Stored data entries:
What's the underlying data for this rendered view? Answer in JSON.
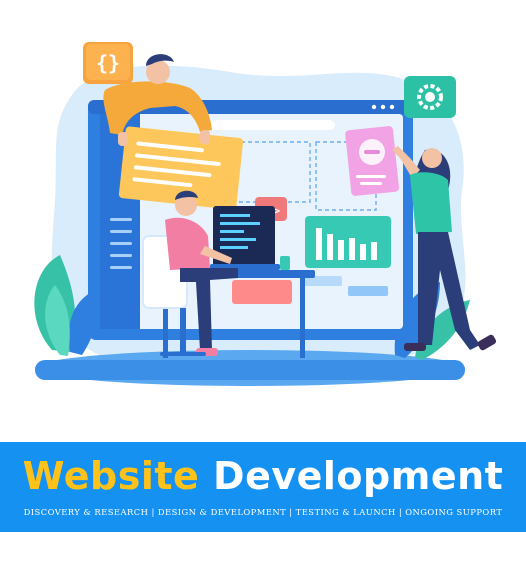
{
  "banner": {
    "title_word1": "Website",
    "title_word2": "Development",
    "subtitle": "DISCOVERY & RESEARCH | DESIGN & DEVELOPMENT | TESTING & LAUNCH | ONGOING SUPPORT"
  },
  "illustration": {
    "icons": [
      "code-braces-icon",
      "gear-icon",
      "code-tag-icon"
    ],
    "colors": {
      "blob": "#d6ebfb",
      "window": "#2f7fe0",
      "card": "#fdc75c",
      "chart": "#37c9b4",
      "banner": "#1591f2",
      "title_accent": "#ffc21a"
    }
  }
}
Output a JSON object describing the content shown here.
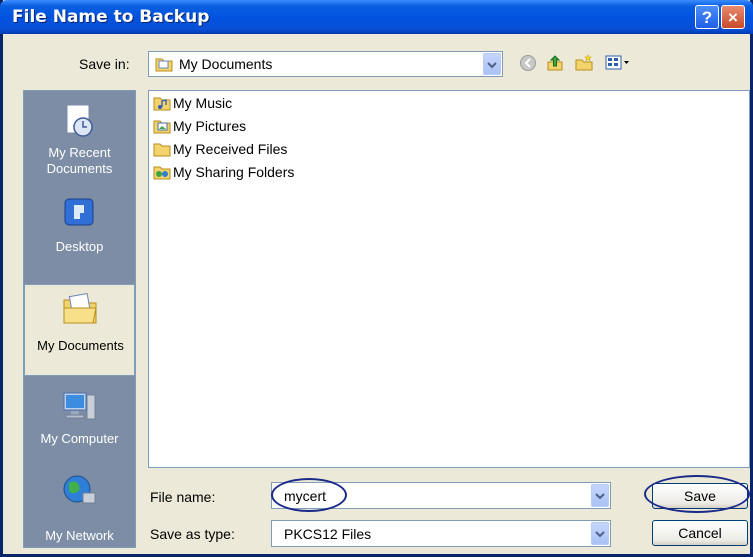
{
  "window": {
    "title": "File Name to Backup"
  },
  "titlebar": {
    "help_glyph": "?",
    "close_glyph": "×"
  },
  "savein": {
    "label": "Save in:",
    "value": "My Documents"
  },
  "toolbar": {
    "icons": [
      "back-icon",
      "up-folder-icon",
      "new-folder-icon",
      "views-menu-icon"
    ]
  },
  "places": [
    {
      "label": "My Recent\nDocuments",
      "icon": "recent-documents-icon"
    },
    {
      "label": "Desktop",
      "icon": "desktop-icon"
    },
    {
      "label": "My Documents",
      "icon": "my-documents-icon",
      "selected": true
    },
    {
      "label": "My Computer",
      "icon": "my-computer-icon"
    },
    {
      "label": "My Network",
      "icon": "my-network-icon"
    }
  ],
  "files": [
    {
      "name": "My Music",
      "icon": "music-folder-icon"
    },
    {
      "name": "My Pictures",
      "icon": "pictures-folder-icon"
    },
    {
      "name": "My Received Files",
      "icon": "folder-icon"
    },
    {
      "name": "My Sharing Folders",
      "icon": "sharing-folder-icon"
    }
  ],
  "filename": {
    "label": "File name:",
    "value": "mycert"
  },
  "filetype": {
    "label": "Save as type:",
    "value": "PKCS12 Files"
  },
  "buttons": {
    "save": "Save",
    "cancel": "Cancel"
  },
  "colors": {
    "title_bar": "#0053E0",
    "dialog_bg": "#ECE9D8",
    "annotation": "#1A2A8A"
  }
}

Exercise:
Pictures stay out; reproduce every line of the records exactly.

Task response:
What's the underlying data for this rendered view? Answer in JSON.
{
  "banner": {
    "title_word1": "Website",
    "title_word2": "Development",
    "subtitle": "DISCOVERY & RESEARCH | DESIGN & DEVELOPMENT | TESTING & LAUNCH | ONGOING SUPPORT"
  },
  "illustration": {
    "icons": [
      "code-braces-icon",
      "gear-icon",
      "code-tag-icon"
    ],
    "colors": {
      "blob": "#d6ebfb",
      "window": "#2f7fe0",
      "card": "#fdc75c",
      "chart": "#37c9b4",
      "banner": "#1591f2",
      "title_accent": "#ffc21a"
    }
  }
}
Output a JSON object describing the content shown here.
{
  "window": {
    "title": "File Name to Backup"
  },
  "titlebar": {
    "help_glyph": "?",
    "close_glyph": "×"
  },
  "savein": {
    "label": "Save in:",
    "value": "My Documents"
  },
  "toolbar": {
    "icons": [
      "back-icon",
      "up-folder-icon",
      "new-folder-icon",
      "views-menu-icon"
    ]
  },
  "places": [
    {
      "label": "My Recent\nDocuments",
      "icon": "recent-documents-icon"
    },
    {
      "label": "Desktop",
      "icon": "desktop-icon"
    },
    {
      "label": "My Documents",
      "icon": "my-documents-icon",
      "selected": true
    },
    {
      "label": "My Computer",
      "icon": "my-computer-icon"
    },
    {
      "label": "My Network",
      "icon": "my-network-icon"
    }
  ],
  "files": [
    {
      "name": "My Music",
      "icon": "music-folder-icon"
    },
    {
      "name": "My Pictures",
      "icon": "pictures-folder-icon"
    },
    {
      "name": "My Received Files",
      "icon": "folder-icon"
    },
    {
      "name": "My Sharing Folders",
      "icon": "sharing-folder-icon"
    }
  ],
  "filename": {
    "label": "File name:",
    "value": "mycert"
  },
  "filetype": {
    "label": "Save as type:",
    "value": "PKCS12 Files"
  },
  "buttons": {
    "save": "Save",
    "cancel": "Cancel"
  },
  "colors": {
    "title_bar": "#0053E0",
    "dialog_bg": "#ECE9D8",
    "annotation": "#1A2A8A"
  }
}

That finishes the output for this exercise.